MATERIAL FOR THIS TASK »
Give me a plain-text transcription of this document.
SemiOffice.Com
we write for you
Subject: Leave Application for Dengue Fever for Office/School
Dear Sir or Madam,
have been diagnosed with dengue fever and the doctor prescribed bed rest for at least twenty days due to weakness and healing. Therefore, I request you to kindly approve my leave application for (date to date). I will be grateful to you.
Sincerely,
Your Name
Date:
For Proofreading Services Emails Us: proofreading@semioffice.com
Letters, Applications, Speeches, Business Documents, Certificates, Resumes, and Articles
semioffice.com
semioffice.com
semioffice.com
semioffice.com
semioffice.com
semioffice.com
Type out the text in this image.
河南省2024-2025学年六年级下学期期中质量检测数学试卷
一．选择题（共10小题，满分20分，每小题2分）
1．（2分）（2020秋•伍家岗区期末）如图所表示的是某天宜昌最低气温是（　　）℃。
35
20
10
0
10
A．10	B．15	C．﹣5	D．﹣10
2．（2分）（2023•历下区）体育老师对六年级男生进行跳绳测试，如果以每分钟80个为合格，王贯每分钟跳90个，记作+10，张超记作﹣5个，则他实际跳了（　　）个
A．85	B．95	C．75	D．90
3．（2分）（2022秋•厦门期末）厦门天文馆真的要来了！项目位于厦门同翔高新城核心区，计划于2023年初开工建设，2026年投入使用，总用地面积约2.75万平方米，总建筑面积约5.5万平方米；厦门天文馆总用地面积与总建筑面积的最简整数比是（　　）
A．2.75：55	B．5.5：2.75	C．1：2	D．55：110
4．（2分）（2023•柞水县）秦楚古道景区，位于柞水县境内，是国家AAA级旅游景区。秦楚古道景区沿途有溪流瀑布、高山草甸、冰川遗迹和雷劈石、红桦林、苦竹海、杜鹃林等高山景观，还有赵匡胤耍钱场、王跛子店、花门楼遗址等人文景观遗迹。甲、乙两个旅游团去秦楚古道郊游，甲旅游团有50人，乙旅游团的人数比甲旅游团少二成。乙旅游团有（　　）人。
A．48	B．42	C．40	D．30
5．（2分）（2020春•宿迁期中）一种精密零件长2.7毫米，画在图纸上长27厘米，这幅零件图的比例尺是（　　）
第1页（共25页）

TASK BRIEF » Retype the entries one by one, exactly.

OUTPUT OF THE TASK »
Give me a plain-text transcription of this document.
SemiOffice.Com
we write for you
Subject: Leave Application for Dengue Fever for Office/School
Dear Sir or Madam,
have been diagnosed with dengue fever and the doctor prescribed bed rest for at least twenty days due to weakness and healing. Therefore, I request you to kindly approve my leave application for (date to date). I will be grateful to you.
Sincerely,
Your Name
Date:
For Proofreading Services Emails Us: proofreading@semioffice.com
Letters, Applications, Speeches, Business Documents, Certificates, Resumes, and Articles
semioffice.com
semioffice.com
semioffice.com
semioffice.com
semioffice.com
semioffice.com
Type out the text in this image.
河南省2024-2025学年六年级下学期期中质量检测数学试卷
一．选择题（共10小题，满分20分，每小题2分）
1．（2分）（2020秋•伍家岗区期末）如图所表示的是某天宜昌最低气温是（　　）℃。
35
20
10
0
10
A．10	B．15	C．﹣5	D．﹣10
2．（2分）（2023•历下区）体育老师对六年级男生进行跳绳测试，如果以每分钟80个为合格，王贯每分钟跳90个，记作+10，张超记作﹣5个，则他实际跳了（　　）个
A．85	B．95	C．75	D．90
3．（2分）（2022秋•厦门期末）厦门天文馆真的要来了！项目位于厦门同翔高新城核心区，计划于2023年初开工建设，2026年投入使用，总用地面积约2.75万平方米，总建筑面积约5.5万平方米；厦门天文馆总用地面积与总建筑面积的最简整数比是（　　）
A．2.75：55	B．5.5：2.75	C．1：2	D．55：110
4．（2分）（2023•柞水县）秦楚古道景区，位于柞水县境内，是国家AAA级旅游景区。秦楚古道景区沿途有溪流瀑布、高山草甸、冰川遗迹和雷劈石、红桦林、苦竹海、杜鹃林等高山景观，还有赵匡胤耍钱场、王跛子店、花门楼遗址等人文景观遗迹。甲、乙两个旅游团去秦楚古道郊游，甲旅游团有50人，乙旅游团的人数比甲旅游团少二成。乙旅游团有（　　）人。
A．48	B．42	C．40	D．30
5．（2分）（2020春•宿迁期中）一种精密零件长2.7毫米，画在图纸上长27厘米，这幅零件图的比例尺是（　　）
第1页（共25页）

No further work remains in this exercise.